**JOB:** Below is a block of records. Copy every line in it that contains the word "Beichte".

**MATERIAL:**
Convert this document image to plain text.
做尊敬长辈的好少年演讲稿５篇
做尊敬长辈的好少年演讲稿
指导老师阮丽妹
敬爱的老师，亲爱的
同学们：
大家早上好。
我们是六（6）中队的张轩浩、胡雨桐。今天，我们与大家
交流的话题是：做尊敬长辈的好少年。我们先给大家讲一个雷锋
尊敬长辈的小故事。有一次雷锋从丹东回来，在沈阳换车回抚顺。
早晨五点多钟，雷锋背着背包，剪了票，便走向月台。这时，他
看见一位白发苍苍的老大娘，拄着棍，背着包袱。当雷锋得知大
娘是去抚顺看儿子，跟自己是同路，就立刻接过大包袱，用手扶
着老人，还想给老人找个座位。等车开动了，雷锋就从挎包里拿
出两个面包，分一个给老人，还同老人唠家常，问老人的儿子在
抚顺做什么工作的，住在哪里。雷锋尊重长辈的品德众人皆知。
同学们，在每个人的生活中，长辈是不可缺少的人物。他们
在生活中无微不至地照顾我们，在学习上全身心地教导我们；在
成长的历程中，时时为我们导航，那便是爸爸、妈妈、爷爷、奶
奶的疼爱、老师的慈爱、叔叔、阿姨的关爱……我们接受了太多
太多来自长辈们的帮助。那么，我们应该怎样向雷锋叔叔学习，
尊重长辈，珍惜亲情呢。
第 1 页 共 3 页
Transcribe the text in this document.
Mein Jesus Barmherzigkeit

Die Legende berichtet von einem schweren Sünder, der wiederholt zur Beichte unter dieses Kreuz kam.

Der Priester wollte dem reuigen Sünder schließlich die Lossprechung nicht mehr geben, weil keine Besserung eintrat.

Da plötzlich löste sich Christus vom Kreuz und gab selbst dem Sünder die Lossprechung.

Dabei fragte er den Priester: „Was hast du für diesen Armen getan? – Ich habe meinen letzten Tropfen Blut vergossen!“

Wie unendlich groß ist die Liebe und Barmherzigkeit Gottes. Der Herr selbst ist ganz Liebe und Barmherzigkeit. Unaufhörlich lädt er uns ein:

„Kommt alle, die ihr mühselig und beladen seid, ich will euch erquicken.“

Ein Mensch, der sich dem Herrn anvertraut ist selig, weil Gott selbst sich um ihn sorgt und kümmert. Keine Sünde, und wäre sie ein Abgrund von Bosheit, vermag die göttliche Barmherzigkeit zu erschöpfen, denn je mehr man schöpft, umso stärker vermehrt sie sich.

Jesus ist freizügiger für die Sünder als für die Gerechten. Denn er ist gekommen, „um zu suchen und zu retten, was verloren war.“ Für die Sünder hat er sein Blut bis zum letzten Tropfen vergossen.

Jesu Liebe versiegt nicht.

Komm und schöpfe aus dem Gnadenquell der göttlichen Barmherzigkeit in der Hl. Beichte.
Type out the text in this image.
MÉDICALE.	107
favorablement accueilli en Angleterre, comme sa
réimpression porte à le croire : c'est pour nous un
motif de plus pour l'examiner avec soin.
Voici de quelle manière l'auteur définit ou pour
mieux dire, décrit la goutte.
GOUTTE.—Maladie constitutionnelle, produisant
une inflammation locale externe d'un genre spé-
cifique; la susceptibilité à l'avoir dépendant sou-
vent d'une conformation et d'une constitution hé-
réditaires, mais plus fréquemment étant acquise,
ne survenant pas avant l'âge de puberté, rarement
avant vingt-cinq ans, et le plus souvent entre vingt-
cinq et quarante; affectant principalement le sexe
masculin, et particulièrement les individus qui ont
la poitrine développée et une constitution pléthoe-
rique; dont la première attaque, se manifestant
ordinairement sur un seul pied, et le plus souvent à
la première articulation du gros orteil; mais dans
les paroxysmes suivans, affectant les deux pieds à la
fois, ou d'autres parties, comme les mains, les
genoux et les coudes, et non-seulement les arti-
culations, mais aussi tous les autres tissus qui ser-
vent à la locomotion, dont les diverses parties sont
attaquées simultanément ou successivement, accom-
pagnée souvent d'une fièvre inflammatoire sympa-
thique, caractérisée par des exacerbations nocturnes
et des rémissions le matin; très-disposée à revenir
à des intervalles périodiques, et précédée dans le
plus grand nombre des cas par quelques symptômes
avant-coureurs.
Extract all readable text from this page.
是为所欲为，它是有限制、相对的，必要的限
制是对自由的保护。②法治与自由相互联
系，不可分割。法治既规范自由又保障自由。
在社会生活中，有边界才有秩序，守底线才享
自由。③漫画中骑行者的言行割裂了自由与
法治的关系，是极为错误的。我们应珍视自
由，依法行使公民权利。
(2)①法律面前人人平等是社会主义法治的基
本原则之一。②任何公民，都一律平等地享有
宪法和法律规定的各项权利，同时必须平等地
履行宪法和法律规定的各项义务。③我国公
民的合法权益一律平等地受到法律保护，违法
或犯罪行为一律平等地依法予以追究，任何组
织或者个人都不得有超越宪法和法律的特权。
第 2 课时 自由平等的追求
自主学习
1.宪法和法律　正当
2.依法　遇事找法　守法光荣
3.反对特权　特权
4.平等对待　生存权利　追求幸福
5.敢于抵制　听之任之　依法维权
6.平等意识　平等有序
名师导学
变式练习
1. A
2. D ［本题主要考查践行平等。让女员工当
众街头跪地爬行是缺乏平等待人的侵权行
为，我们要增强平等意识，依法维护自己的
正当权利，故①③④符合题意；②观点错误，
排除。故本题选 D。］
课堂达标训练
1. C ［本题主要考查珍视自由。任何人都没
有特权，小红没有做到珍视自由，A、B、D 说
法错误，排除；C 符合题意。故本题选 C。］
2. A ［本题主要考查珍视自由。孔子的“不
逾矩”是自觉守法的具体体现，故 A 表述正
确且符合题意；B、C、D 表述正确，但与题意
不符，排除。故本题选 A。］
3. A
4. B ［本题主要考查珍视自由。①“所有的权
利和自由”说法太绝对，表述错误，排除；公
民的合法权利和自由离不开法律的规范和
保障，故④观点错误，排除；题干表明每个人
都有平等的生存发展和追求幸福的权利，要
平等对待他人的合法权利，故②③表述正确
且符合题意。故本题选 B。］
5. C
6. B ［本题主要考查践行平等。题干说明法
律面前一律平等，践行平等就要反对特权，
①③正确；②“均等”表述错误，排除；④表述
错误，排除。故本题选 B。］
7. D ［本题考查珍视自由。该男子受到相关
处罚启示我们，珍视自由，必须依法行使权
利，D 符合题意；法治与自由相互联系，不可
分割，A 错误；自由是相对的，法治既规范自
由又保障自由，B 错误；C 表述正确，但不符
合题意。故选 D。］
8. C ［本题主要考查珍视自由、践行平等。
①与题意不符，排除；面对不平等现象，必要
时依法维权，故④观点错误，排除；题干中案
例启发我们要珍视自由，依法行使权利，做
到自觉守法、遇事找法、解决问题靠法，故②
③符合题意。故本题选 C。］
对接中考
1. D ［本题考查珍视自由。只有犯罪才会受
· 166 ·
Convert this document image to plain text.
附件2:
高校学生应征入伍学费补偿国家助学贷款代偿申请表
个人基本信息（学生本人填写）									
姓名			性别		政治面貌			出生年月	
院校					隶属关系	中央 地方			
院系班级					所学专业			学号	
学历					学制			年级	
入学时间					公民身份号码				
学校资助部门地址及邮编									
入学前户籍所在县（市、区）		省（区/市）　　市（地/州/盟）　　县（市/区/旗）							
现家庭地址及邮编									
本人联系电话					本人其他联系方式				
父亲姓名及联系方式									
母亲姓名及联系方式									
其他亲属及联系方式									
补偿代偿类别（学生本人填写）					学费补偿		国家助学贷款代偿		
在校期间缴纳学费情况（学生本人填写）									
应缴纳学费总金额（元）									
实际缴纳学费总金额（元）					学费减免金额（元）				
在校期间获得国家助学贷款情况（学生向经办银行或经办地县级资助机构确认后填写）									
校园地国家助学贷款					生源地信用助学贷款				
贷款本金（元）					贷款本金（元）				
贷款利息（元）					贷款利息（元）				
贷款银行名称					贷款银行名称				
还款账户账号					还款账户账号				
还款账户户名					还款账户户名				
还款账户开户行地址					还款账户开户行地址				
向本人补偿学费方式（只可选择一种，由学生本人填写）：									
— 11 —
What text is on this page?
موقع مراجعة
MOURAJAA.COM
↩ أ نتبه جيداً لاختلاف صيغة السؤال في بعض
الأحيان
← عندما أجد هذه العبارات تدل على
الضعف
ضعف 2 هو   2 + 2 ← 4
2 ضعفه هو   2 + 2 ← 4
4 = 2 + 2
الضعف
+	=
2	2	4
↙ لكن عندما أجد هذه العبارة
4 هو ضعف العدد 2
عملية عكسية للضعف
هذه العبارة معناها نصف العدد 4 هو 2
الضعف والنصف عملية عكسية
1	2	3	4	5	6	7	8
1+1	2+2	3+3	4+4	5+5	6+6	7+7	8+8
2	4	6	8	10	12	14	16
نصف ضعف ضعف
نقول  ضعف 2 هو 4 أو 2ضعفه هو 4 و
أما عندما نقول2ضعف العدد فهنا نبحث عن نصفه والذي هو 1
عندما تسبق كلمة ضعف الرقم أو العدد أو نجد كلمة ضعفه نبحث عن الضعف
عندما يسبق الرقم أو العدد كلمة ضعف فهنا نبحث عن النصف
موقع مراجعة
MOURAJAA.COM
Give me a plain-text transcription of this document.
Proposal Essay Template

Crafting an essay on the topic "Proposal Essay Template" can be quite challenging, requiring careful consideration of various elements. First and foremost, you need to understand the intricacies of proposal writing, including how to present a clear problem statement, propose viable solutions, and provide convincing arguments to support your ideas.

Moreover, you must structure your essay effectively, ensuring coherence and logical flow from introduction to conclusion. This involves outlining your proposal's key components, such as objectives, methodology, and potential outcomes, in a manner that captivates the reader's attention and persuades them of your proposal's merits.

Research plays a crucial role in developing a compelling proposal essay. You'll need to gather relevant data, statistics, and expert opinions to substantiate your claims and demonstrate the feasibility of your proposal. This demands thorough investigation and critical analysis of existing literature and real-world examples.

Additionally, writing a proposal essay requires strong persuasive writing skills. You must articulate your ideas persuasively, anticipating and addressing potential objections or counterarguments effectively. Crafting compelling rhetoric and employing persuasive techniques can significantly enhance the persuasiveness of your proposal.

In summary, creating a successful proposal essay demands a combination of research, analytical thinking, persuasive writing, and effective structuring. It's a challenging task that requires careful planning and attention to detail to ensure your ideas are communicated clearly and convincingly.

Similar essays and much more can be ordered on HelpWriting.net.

**SOLUTION TO THIS TASK:**
Die Legende berichtet von einem schweren Sünder, der wiederholt zur Beichte unter dieses Kreuz kam.
Komm und schöpfe aus dem Gnadenquell der göttlichen Barmherzigkeit in der Hl. Beichte.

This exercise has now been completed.